Stored records —
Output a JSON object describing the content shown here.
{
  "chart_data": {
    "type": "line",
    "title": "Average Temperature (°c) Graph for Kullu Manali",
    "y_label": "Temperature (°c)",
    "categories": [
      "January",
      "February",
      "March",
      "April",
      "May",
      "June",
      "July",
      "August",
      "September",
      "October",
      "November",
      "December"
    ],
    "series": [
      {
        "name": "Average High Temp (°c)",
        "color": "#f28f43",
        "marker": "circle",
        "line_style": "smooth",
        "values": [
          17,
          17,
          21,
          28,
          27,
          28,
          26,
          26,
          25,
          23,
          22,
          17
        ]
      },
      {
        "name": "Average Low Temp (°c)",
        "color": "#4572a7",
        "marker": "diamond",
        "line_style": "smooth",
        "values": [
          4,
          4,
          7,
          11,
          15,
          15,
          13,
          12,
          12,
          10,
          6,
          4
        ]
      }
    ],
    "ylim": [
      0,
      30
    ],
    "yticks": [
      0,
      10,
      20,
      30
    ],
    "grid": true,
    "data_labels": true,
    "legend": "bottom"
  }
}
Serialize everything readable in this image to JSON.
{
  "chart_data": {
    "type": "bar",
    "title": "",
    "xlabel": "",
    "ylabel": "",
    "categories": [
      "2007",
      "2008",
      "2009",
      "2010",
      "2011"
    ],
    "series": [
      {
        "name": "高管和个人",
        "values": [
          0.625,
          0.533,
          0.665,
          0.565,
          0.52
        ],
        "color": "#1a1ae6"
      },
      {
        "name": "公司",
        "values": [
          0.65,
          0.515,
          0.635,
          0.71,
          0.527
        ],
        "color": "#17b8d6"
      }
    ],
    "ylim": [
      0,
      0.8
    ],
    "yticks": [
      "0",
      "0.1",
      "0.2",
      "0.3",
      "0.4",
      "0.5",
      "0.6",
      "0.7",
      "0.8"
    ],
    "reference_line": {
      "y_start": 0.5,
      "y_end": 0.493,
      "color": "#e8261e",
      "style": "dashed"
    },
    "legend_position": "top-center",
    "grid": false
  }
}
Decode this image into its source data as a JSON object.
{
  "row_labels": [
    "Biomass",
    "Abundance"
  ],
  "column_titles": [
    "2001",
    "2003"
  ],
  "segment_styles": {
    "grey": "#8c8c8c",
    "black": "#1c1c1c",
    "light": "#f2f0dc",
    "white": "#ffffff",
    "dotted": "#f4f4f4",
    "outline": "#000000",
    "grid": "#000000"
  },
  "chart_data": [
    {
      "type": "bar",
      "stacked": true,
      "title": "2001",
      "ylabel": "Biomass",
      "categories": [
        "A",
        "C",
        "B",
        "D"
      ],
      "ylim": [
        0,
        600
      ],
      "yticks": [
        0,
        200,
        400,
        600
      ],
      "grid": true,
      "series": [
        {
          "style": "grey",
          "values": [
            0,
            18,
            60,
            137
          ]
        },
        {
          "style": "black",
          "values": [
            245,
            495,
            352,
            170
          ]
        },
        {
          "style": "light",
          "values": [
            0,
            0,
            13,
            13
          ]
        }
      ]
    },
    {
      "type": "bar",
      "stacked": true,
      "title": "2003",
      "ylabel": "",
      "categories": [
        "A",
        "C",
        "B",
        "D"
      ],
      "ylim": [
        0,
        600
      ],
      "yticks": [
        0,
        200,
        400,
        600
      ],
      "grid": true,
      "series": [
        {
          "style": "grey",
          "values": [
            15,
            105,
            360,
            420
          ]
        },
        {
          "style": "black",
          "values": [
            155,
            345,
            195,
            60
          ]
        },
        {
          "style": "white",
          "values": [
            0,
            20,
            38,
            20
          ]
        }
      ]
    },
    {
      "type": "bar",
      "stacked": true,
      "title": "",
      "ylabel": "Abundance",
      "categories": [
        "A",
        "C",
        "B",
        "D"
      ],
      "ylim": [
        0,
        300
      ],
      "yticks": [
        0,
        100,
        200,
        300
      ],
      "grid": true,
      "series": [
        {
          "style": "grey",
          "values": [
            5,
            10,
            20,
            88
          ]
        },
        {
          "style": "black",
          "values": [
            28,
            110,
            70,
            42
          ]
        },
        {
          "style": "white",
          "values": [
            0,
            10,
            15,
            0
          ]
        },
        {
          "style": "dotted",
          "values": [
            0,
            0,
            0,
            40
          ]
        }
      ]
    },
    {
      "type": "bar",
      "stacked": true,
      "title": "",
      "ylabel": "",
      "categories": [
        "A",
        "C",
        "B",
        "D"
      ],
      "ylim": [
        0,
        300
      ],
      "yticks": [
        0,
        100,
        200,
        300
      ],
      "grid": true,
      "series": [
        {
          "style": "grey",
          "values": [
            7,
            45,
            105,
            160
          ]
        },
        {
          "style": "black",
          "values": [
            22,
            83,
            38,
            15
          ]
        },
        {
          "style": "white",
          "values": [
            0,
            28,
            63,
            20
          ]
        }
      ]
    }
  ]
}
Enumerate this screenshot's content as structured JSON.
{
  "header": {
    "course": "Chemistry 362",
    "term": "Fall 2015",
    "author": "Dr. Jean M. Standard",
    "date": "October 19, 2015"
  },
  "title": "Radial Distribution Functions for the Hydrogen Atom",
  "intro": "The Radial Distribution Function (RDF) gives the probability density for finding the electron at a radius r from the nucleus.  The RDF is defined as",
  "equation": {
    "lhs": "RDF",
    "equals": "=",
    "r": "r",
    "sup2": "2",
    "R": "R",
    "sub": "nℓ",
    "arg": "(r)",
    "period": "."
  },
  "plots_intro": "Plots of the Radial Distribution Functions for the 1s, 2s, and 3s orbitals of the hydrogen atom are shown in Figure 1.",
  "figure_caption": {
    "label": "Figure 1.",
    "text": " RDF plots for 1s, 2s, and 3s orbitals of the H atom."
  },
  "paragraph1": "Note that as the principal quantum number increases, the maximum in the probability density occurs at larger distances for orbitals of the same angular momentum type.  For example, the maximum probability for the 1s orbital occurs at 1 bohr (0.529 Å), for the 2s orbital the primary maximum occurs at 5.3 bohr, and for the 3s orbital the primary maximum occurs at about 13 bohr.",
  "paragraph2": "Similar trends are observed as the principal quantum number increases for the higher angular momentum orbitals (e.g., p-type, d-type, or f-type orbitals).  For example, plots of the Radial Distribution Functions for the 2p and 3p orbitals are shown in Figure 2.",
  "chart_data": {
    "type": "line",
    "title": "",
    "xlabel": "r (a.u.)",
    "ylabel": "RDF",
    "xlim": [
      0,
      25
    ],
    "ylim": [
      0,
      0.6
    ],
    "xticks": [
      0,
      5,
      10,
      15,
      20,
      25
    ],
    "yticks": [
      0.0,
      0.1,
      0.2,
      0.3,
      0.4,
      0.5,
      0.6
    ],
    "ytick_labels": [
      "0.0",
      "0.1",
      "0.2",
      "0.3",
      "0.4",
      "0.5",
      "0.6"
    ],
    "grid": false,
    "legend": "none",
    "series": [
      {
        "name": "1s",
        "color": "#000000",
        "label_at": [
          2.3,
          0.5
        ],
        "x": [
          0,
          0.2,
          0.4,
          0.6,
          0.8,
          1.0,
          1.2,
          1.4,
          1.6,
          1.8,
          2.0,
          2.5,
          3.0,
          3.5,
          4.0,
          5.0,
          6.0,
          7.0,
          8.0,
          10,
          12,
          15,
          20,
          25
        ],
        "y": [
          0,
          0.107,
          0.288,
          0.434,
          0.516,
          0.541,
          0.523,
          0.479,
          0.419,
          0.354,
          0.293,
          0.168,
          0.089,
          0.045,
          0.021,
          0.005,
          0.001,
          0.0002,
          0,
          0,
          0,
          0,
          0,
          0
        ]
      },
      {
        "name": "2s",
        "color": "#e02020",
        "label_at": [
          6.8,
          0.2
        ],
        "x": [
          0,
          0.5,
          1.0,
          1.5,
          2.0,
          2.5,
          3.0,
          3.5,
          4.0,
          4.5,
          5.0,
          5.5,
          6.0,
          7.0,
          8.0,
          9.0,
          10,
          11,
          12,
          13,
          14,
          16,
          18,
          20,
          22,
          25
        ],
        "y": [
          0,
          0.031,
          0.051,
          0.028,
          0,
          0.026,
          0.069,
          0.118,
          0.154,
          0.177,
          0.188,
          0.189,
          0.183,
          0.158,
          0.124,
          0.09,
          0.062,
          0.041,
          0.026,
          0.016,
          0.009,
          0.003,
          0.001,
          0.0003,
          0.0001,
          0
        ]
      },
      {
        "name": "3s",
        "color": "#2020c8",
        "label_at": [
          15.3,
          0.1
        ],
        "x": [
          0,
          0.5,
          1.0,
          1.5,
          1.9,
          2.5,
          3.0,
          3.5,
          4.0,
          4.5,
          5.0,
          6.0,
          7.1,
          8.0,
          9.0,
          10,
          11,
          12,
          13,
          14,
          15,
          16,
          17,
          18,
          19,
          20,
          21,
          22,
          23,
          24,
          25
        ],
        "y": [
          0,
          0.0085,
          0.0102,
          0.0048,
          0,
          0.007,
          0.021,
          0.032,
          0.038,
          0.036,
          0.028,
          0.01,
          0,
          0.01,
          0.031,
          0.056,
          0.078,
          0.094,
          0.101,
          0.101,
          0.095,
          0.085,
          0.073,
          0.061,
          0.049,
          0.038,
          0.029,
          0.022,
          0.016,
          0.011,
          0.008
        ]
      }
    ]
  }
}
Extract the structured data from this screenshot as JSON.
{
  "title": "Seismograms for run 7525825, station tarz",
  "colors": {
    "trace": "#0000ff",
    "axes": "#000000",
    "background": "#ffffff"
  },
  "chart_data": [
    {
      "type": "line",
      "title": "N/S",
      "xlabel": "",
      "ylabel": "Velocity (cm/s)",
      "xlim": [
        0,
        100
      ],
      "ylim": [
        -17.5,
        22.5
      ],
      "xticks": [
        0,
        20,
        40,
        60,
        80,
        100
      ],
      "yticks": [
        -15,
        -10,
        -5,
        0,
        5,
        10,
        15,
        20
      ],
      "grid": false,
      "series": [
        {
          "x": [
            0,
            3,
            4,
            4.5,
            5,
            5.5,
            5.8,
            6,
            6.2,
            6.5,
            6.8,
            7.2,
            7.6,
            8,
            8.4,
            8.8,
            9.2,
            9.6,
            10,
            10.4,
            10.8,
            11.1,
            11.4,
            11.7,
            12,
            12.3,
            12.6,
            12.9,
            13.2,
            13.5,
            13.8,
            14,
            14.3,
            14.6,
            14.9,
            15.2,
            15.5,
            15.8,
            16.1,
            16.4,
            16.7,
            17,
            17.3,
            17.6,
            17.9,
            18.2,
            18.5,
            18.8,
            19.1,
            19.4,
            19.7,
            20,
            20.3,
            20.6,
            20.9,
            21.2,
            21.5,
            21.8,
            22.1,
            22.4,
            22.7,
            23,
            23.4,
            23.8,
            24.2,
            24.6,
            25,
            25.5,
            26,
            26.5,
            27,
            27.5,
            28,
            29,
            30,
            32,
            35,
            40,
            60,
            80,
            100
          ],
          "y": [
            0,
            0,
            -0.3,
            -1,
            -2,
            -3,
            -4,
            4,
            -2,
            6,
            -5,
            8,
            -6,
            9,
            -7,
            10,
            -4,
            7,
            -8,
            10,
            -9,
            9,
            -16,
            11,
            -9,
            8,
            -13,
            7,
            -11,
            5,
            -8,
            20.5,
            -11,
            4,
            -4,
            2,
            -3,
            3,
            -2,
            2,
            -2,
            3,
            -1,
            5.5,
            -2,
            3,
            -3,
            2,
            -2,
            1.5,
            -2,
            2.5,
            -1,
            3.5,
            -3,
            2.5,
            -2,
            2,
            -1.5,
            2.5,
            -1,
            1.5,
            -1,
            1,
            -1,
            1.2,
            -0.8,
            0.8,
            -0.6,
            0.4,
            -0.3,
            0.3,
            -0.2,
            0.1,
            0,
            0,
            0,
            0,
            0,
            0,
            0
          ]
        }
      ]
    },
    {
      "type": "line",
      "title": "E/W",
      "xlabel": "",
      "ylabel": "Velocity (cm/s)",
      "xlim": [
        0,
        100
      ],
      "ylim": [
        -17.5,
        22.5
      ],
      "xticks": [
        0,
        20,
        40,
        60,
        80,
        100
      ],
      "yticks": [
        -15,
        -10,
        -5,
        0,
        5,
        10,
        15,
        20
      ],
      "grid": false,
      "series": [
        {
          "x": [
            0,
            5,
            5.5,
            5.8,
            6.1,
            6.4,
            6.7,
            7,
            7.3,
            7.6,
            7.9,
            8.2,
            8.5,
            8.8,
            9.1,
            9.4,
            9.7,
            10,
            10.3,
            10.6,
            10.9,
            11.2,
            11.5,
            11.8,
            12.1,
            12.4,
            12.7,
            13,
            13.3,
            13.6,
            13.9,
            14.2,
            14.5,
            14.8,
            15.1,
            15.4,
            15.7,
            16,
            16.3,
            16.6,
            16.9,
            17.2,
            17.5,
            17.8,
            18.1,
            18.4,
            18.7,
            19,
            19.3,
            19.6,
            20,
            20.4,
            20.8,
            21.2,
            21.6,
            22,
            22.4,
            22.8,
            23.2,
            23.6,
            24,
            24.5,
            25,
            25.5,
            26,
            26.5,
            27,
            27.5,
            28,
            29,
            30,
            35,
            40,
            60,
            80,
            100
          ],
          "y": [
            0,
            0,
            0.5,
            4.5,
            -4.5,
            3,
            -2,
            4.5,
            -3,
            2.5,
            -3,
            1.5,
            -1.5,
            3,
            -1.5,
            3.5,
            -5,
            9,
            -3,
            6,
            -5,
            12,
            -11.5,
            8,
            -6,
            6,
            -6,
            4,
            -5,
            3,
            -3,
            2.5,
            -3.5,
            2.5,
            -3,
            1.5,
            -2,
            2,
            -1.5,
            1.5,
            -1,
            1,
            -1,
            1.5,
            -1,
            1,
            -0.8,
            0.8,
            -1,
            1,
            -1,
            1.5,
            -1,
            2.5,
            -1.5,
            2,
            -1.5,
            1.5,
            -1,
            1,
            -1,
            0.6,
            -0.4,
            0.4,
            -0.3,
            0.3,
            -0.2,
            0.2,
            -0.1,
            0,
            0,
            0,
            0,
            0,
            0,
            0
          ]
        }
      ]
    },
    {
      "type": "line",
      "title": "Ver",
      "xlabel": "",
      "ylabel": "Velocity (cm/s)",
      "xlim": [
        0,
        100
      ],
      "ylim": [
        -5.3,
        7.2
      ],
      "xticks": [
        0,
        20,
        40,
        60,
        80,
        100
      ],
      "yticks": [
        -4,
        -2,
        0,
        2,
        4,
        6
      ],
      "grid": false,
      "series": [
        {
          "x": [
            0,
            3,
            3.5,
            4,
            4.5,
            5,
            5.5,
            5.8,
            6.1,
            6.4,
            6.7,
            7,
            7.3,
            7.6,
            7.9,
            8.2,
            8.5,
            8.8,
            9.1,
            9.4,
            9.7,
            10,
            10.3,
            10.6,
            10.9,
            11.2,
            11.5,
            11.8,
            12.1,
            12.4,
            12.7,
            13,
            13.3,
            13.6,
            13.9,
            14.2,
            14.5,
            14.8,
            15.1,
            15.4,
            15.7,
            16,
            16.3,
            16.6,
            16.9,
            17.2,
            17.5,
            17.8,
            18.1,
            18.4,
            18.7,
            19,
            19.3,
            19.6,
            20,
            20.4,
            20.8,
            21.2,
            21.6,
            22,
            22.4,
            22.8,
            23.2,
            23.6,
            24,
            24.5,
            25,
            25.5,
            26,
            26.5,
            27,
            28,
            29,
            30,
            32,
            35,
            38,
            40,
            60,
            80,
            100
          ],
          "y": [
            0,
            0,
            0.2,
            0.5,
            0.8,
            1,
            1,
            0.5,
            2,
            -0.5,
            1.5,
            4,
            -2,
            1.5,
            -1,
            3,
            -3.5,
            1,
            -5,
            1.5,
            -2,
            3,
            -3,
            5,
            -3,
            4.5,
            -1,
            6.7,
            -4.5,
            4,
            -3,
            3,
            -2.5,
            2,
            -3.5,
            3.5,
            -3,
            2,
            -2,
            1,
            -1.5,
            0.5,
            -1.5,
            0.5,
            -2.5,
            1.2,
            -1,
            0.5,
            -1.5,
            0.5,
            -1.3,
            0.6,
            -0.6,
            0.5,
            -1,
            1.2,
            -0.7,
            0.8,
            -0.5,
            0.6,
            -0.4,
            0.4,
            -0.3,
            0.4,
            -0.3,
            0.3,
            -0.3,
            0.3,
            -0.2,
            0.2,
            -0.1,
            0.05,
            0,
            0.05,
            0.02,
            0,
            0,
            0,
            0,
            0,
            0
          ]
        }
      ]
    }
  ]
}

Goal — Copy down every line of the material above that includes the string "this".

Full solution —
Serialize everything readable in this image to JSON.
Decode this image into its source data as a JSON object.
Enumerate this screenshot's content as structured JSON.
Extract the structured data from this screenshot as JSON.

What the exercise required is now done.